> [What needs to be done]: Make an exact copy of all the data.

> [Exercise inputs]:
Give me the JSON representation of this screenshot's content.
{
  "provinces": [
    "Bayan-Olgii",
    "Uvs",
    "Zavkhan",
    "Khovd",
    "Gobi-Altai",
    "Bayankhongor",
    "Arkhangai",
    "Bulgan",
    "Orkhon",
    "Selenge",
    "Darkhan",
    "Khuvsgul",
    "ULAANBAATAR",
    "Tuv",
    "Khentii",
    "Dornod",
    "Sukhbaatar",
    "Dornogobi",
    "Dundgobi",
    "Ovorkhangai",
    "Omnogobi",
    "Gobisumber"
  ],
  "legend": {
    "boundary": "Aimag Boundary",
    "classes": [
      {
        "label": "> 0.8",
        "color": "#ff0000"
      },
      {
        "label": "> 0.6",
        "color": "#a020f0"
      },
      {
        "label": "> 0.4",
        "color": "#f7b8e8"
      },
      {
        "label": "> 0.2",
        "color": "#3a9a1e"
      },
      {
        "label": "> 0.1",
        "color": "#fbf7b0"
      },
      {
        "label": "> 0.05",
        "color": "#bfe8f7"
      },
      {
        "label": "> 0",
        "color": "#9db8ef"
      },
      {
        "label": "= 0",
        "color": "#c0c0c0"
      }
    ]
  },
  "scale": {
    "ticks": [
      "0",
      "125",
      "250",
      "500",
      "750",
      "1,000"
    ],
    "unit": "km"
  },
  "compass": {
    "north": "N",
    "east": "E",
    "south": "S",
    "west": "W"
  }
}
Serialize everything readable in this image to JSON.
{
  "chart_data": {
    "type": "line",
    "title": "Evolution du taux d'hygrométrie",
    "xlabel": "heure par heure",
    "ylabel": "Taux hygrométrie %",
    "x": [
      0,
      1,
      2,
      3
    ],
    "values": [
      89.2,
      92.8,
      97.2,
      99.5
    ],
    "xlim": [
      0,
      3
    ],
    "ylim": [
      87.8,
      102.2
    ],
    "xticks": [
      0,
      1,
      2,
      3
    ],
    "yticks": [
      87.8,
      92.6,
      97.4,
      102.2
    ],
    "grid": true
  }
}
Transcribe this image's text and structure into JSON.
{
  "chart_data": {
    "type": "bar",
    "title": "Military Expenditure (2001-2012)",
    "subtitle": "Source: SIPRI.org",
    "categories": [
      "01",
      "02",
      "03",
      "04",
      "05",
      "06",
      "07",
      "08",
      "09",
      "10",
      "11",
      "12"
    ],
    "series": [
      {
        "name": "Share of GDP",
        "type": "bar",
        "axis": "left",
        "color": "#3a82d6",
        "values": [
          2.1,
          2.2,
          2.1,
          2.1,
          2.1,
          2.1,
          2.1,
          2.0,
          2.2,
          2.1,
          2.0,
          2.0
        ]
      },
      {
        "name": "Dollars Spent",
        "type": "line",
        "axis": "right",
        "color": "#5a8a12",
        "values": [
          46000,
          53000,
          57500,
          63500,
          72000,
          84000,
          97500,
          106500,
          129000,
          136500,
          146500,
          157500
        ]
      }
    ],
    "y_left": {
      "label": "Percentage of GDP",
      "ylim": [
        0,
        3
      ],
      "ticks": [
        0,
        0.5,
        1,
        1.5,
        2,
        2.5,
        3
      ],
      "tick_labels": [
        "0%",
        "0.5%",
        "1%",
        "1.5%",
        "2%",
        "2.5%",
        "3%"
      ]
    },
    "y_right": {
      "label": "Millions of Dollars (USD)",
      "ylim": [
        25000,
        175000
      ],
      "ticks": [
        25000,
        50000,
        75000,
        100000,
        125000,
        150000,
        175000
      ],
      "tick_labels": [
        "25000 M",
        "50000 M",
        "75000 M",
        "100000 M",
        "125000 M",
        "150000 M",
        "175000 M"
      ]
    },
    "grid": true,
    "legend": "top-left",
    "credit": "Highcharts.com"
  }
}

> [Exercise output]:
Give me the JSON representation of this screenshot's content.
{
  "provinces": [
    "Bayan-Olgii",
    "Uvs",
    "Zavkhan",
    "Khovd",
    "Gobi-Altai",
    "Bayankhongor",
    "Arkhangai",
    "Bulgan",
    "Orkhon",
    "Selenge",
    "Darkhan",
    "Khuvsgul",
    "ULAANBAATAR",
    "Tuv",
    "Khentii",
    "Dornod",
    "Sukhbaatar",
    "Dornogobi",
    "Dundgobi",
    "Ovorkhangai",
    "Omnogobi",
    "Gobisumber"
  ],
  "legend": {
    "boundary": "Aimag Boundary",
    "classes": [
      {
        "label": "> 0.8",
        "color": "#ff0000"
      },
      {
        "label": "> 0.6",
        "color": "#a020f0"
      },
      {
        "label": "> 0.4",
        "color": "#f7b8e8"
      },
      {
        "label": "> 0.2",
        "color": "#3a9a1e"
      },
      {
        "label": "> 0.1",
        "color": "#fbf7b0"
      },
      {
        "label": "> 0.05",
        "color": "#bfe8f7"
      },
      {
        "label": "> 0",
        "color": "#9db8ef"
      },
      {
        "label": "= 0",
        "color": "#c0c0c0"
      }
    ]
  },
  "scale": {
    "ticks": [
      "0",
      "125",
      "250",
      "500",
      "750",
      "1,000"
    ],
    "unit": "km"
  },
  "compass": {
    "north": "N",
    "east": "E",
    "south": "S",
    "west": "W"
  }
}
Serialize everything readable in this image to JSON.
{
  "chart_data": {
    "type": "line",
    "title": "Evolution du taux d'hygrométrie",
    "xlabel": "heure par heure",
    "ylabel": "Taux hygrométrie %",
    "x": [
      0,
      1,
      2,
      3
    ],
    "values": [
      89.2,
      92.8,
      97.2,
      99.5
    ],
    "xlim": [
      0,
      3
    ],
    "ylim": [
      87.8,
      102.2
    ],
    "xticks": [
      0,
      1,
      2,
      3
    ],
    "yticks": [
      87.8,
      92.6,
      97.4,
      102.2
    ],
    "grid": true
  }
}
Transcribe this image's text and structure into JSON.
{
  "chart_data": {
    "type": "bar",
    "title": "Military Expenditure (2001-2012)",
    "subtitle": "Source: SIPRI.org",
    "categories": [
      "01",
      "02",
      "03",
      "04",
      "05",
      "06",
      "07",
      "08",
      "09",
      "10",
      "11",
      "12"
    ],
    "series": [
      {
        "name": "Share of GDP",
        "type": "bar",
        "axis": "left",
        "color": "#3a82d6",
        "values": [
          2.1,
          2.2,
          2.1,
          2.1,
          2.1,
          2.1,
          2.1,
          2.0,
          2.2,
          2.1,
          2.0,
          2.0
        ]
      },
      {
        "name": "Dollars Spent",
        "type": "line",
        "axis": "right",
        "color": "#5a8a12",
        "values": [
          46000,
          53000,
          57500,
          63500,
          72000,
          84000,
          97500,
          106500,
          129000,
          136500,
          146500,
          157500
        ]
      }
    ],
    "y_left": {
      "label": "Percentage of GDP",
      "ylim": [
        0,
        3
      ],
      "ticks": [
        0,
        0.5,
        1,
        1.5,
        2,
        2.5,
        3
      ],
      "tick_labels": [
        "0%",
        "0.5%",
        "1%",
        "1.5%",
        "2%",
        "2.5%",
        "3%"
      ]
    },
    "y_right": {
      "label": "Millions of Dollars (USD)",
      "ylim": [
        25000,
        175000
      ],
      "ticks": [
        25000,
        50000,
        75000,
        100000,
        125000,
        150000,
        175000
      ],
      "tick_labels": [
        "25000 M",
        "50000 M",
        "75000 M",
        "100000 M",
        "125000 M",
        "150000 M",
        "175000 M"
      ]
    },
    "grid": true,
    "legend": "top-left",
    "credit": "Highcharts.com"
  }
}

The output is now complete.